Saved entries
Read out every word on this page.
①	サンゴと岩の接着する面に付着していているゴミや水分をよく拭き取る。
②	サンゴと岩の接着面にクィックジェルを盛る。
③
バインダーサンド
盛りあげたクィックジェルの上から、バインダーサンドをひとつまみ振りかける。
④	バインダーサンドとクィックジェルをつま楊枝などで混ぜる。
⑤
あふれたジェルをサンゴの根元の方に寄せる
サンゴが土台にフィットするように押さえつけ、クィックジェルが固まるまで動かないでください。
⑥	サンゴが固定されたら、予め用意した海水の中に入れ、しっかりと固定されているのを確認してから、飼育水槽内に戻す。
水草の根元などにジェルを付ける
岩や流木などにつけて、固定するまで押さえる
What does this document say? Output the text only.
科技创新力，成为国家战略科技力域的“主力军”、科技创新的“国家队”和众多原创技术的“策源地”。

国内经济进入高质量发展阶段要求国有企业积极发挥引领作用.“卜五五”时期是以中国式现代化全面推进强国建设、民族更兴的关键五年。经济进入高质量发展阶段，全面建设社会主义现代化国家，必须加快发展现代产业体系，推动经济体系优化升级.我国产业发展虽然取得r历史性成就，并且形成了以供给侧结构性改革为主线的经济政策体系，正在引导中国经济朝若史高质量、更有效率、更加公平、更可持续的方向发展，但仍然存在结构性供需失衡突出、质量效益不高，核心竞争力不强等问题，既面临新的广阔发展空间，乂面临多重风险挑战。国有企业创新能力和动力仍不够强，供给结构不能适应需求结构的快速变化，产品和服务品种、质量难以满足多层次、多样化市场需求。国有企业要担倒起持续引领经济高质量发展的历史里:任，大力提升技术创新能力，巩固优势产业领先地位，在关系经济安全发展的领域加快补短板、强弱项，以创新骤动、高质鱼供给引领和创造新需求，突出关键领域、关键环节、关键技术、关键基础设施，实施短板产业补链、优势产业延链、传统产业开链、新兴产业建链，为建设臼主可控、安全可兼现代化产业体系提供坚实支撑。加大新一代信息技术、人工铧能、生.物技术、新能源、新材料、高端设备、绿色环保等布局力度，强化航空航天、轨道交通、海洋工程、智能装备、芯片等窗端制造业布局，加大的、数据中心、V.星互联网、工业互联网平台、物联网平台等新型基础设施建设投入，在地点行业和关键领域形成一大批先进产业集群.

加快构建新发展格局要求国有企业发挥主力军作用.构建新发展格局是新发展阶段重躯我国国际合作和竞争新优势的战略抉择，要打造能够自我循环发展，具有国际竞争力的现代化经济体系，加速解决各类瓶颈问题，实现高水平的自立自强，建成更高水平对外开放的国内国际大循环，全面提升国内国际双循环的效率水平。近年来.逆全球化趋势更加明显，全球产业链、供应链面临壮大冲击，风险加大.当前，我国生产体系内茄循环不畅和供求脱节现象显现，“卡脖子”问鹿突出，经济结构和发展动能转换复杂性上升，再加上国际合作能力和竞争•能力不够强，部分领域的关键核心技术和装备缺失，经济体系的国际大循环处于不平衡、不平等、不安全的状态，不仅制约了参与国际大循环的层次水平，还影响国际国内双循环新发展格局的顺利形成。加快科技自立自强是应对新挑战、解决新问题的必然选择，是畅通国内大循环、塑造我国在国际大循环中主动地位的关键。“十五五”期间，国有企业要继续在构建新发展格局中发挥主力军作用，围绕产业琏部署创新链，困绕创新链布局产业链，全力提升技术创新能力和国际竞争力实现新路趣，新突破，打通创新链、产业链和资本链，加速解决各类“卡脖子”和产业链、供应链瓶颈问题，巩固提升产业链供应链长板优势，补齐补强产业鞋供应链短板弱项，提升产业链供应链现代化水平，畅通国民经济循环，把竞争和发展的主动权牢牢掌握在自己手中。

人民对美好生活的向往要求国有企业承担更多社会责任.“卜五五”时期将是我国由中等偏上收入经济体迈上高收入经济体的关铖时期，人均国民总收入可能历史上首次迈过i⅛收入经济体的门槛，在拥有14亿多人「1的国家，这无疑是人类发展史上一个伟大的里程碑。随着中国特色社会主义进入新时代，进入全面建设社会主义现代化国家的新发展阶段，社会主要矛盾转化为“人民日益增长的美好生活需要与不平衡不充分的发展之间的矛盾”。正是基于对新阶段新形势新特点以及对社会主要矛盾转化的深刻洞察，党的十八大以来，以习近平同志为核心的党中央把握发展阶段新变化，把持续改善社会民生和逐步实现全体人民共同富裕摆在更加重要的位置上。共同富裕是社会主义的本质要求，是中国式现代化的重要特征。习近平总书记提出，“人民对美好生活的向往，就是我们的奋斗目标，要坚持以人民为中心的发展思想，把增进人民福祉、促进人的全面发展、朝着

== What you will do ==
Pull out every line in the material above where "this" occurs.

== In response ==
Read out every word on this page.
What does this document say? Output the text only.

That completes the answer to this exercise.